* [WRITTEN TASK]:
Your task is to output the listing word for word, with pictures excluded.

* [SOURCE MATERIAL]:
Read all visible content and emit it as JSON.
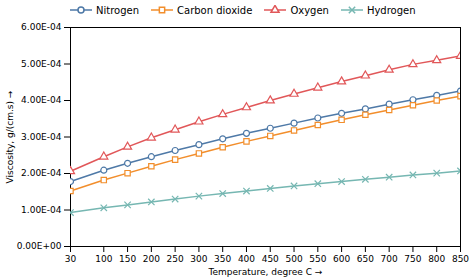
{
  "chart_data": {
    "type": "line",
    "xlabel": "Temperature, degree C",
    "ylabel": "Viscosity, g/(cm.s)",
    "x": [
      30,
      100,
      150,
      200,
      250,
      300,
      350,
      400,
      450,
      500,
      550,
      600,
      650,
      700,
      750,
      800,
      850
    ],
    "series": [
      {
        "name": "Nitrogen",
        "marker": "circle",
        "values": [
          0.000178,
          0.000209,
          0.000228,
          0.000246,
          0.000263,
          0.000279,
          0.000295,
          0.00031,
          0.000324,
          0.000338,
          0.000352,
          0.000365,
          0.000377,
          0.00039,
          0.000402,
          0.000414,
          0.000426
        ]
      },
      {
        "name": "Carbon dioxide",
        "marker": "square",
        "values": [
          0.000152,
          0.000182,
          0.000201,
          0.00022,
          0.000238,
          0.000255,
          0.000272,
          0.000288,
          0.000303,
          0.000318,
          0.000333,
          0.000347,
          0.000361,
          0.000374,
          0.000387,
          0.0004,
          0.000412
        ]
      },
      {
        "name": "Oxygen",
        "marker": "triangle",
        "values": [
          0.000206,
          0.000246,
          0.000273,
          0.000298,
          0.00032,
          0.000342,
          0.000362,
          0.000381,
          0.0004,
          0.000418,
          0.000435,
          0.000452,
          0.000468,
          0.000484,
          0.000499,
          0.00051,
          0.000522
        ]
      },
      {
        "name": "Hydrogen",
        "marker": "x",
        "values": [
          9.3e-05,
          0.000106,
          0.000114,
          0.000122,
          0.00013,
          0.000138,
          0.000145,
          0.000152,
          0.000159,
          0.000166,
          0.000172,
          0.000178,
          0.000184,
          0.00019,
          0.000196,
          0.000201,
          0.000207
        ]
      }
    ],
    "xlim": [
      30,
      850
    ],
    "ylim": [
      0.0,
      0.0006
    ],
    "xticks": [
      30,
      100,
      150,
      200,
      250,
      300,
      350,
      400,
      450,
      500,
      550,
      600,
      650,
      700,
      750,
      800,
      850
    ],
    "yticks": [
      {
        "value": 0.0,
        "label": "0.00E+00"
      },
      {
        "value": 0.0001,
        "label": "1.00E-04"
      },
      {
        "value": 0.0002,
        "label": "2.00E-04"
      },
      {
        "value": 0.0003,
        "label": "3.00E-04"
      },
      {
        "value": 0.0004,
        "label": "4.00E-04"
      },
      {
        "value": 0.0005,
        "label": "5.00E-04"
      },
      {
        "value": 0.0006,
        "label": "6.00E-04"
      }
    ],
    "legend": "upper left",
    "grid": false
  }
}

* [EXPECTED OUTPUT]:
Read all visible content and emit it as JSON.
{
  "chart_data": {
    "type": "line",
    "xlabel": "Temperature, degree C",
    "ylabel": "Viscosity, g/(cm.s)",
    "x": [
      30,
      100,
      150,
      200,
      250,
      300,
      350,
      400,
      450,
      500,
      550,
      600,
      650,
      700,
      750,
      800,
      850
    ],
    "series": [
      {
        "name": "Nitrogen",
        "marker": "circle",
        "values": [
          0.000178,
          0.000209,
          0.000228,
          0.000246,
          0.000263,
          0.000279,
          0.000295,
          0.00031,
          0.000324,
          0.000338,
          0.000352,
          0.000365,
          0.000377,
          0.00039,
          0.000402,
          0.000414,
          0.000426
        ]
      },
      {
        "name": "Carbon dioxide",
        "marker": "square",
        "values": [
          0.000152,
          0.000182,
          0.000201,
          0.00022,
          0.000238,
          0.000255,
          0.000272,
          0.000288,
          0.000303,
          0.000318,
          0.000333,
          0.000347,
          0.000361,
          0.000374,
          0.000387,
          0.0004,
          0.000412
        ]
      },
      {
        "name": "Oxygen",
        "marker": "triangle",
        "values": [
          0.000206,
          0.000246,
          0.000273,
          0.000298,
          0.00032,
          0.000342,
          0.000362,
          0.000381,
          0.0004,
          0.000418,
          0.000435,
          0.000452,
          0.000468,
          0.000484,
          0.000499,
          0.00051,
          0.000522
        ]
      },
      {
        "name": "Hydrogen",
        "marker": "x",
        "values": [
          9.3e-05,
          0.000106,
          0.000114,
          0.000122,
          0.00013,
          0.000138,
          0.000145,
          0.000152,
          0.000159,
          0.000166,
          0.000172,
          0.000178,
          0.000184,
          0.00019,
          0.000196,
          0.000201,
          0.000207
        ]
      }
    ],
    "xlim": [
      30,
      850
    ],
    "ylim": [
      0.0,
      0.0006
    ],
    "xticks": [
      30,
      100,
      150,
      200,
      250,
      300,
      350,
      400,
      450,
      500,
      550,
      600,
      650,
      700,
      750,
      800,
      850
    ],
    "yticks": [
      {
        "value": 0.0,
        "label": "0.00E+00"
      },
      {
        "value": 0.0001,
        "label": "1.00E-04"
      },
      {
        "value": 0.0002,
        "label": "2.00E-04"
      },
      {
        "value": 0.0003,
        "label": "3.00E-04"
      },
      {
        "value": 0.0004,
        "label": "4.00E-04"
      },
      {
        "value": 0.0005,
        "label": "5.00E-04"
      },
      {
        "value": 0.0006,
        "label": "6.00E-04"
      }
    ],
    "legend": "upper left",
    "grid": false
  }
}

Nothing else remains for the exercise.